TASK DETAILS | Return the material below in full and exactly.

>>>

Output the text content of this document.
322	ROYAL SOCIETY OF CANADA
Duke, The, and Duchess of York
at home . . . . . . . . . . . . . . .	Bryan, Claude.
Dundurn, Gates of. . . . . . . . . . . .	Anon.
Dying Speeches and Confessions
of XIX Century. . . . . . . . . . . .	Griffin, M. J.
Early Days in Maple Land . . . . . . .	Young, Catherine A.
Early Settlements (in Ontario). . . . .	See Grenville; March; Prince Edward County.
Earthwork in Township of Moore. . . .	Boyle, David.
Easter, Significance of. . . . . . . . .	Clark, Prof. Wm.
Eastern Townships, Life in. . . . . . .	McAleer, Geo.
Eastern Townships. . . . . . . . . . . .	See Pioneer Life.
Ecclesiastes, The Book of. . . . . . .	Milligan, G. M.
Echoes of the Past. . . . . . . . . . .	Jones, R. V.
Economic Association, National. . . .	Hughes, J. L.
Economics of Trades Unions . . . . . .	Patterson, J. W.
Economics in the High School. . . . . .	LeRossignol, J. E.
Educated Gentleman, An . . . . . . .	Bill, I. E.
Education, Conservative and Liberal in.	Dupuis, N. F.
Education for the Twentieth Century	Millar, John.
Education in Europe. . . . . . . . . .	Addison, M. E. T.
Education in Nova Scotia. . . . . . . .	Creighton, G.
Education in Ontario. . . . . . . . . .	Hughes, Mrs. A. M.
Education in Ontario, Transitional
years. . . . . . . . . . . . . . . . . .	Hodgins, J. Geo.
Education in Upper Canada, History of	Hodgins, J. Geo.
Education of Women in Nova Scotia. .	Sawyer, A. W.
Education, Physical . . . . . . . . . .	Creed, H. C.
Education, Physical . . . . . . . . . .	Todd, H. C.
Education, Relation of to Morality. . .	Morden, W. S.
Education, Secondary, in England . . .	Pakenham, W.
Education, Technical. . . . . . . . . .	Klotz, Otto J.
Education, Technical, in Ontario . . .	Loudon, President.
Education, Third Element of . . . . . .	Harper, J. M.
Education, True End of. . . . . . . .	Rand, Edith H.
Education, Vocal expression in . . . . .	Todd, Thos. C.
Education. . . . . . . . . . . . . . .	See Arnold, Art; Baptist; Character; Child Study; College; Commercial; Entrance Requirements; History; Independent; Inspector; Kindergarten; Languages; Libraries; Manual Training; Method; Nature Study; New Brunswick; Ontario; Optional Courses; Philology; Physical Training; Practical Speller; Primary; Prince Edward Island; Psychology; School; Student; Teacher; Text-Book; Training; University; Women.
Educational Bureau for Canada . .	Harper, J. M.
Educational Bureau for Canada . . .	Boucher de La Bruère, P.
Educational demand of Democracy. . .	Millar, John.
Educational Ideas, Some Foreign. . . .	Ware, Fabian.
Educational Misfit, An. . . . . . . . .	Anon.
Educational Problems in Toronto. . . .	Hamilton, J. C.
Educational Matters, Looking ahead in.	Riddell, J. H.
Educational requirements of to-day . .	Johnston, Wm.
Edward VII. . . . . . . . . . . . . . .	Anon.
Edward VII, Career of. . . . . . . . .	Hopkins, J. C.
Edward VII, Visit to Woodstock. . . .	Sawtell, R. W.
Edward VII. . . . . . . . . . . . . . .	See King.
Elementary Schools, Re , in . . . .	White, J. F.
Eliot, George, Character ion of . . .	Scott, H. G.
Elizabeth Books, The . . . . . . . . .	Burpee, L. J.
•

<<<

ANSWER TO THE PROBLEM |
Output the text content of this document.
322	ROYAL SOCIETY OF CANADA
Duke, The, and Duchess of York
at home . . . . . . . . . . . . . . .	Bryan, Claude.
Dundurn, Gates of. . . . . . . . . . . .	Anon.
Dying Speeches and Confessions
of XIX Century. . . . . . . . . . . .	Griffin, M. J.
Early Days in Maple Land . . . . . . .	Young, Catherine A.
Early Settlements (in Ontario). . . . .	See Grenville; March; Prince Edward County.
Earthwork in Township of Moore. . . .	Boyle, David.
Easter, Significance of. . . . . . . . .	Clark, Prof. Wm.
Eastern Townships, Life in. . . . . . .	McAleer, Geo.
Eastern Townships. . . . . . . . . . . .	See Pioneer Life.
Ecclesiastes, The Book of. . . . . . .	Milligan, G. M.
Echoes of the Past. . . . . . . . . . .	Jones, R. V.
Economic Association, National. . . .	Hughes, J. L.
Economics of Trades Unions . . . . . .	Patterson, J. W.
Economics in the High School. . . . . .	LeRossignol, J. E.
Educated Gentleman, An . . . . . . .	Bill, I. E.
Education, Conservative and Liberal in.	Dupuis, N. F.
Education for the Twentieth Century	Millar, John.
Education in Europe. . . . . . . . . .	Addison, M. E. T.
Education in Nova Scotia. . . . . . . .	Creighton, G.
Education in Ontario. . . . . . . . . .	Hughes, Mrs. A. M.
Education in Ontario, Transitional
years. . . . . . . . . . . . . . . . . .	Hodgins, J. Geo.
Education in Upper Canada, History of	Hodgins, J. Geo.
Education of Women in Nova Scotia. .	Sawyer, A. W.
Education, Physical . . . . . . . . . .	Creed, H. C.
Education, Physical . . . . . . . . . .	Todd, H. C.
Education, Relation of to Morality. . .	Morden, W. S.
Education, Secondary, in England . . .	Pakenham, W.
Education, Technical. . . . . . . . . .	Klotz, Otto J.
Education, Technical, in Ontario . . .	Loudon, President.
Education, Third Element of . . . . . .	Harper, J. M.
Education, True End of. . . . . . . .	Rand, Edith H.
Education, Vocal expression in . . . . .	Todd, Thos. C.
Education. . . . . . . . . . . . . . .	See Arnold, Art; Baptist; Character; Child Study; College; Commercial; Entrance Requirements; History; Independent; Inspector; Kindergarten; Languages; Libraries; Manual Training; Method; Nature Study; New Brunswick; Ontario; Optional Courses; Philology; Physical Training; Practical Speller; Primary; Prince Edward Island; Psychology; School; Student; Teacher; Text-Book; Training; University; Women.
Educational Bureau for Canada . .	Harper, J. M.
Educational Bureau for Canada . . .	Boucher de La Bruère, P.
Educational demand of Democracy. . .	Millar, John.
Educational Ideas, Some Foreign. . . .	Ware, Fabian.
Educational Misfit, An. . . . . . . . .	Anon.
Educational Problems in Toronto. . . .	Hamilton, J. C.
Educational Matters, Looking ahead in.	Riddell, J. H.
Educational requirements of to-day . .	Johnston, Wm.
Edward VII. . . . . . . . . . . . . . .	Anon.
Edward VII, Career of. . . . . . . . .	Hopkins, J. C.
Edward VII, Visit to Woodstock. . . .	Sawtell, R. W.
Edward VII. . . . . . . . . . . . . . .	See King.
Elementary Schools, Re , in . . . .	White, J. F.
Eliot, George, Character ion of . . .	Scott, H. G.
Elizabeth Books, The . . . . . . . . .	Burpee, L. J.
•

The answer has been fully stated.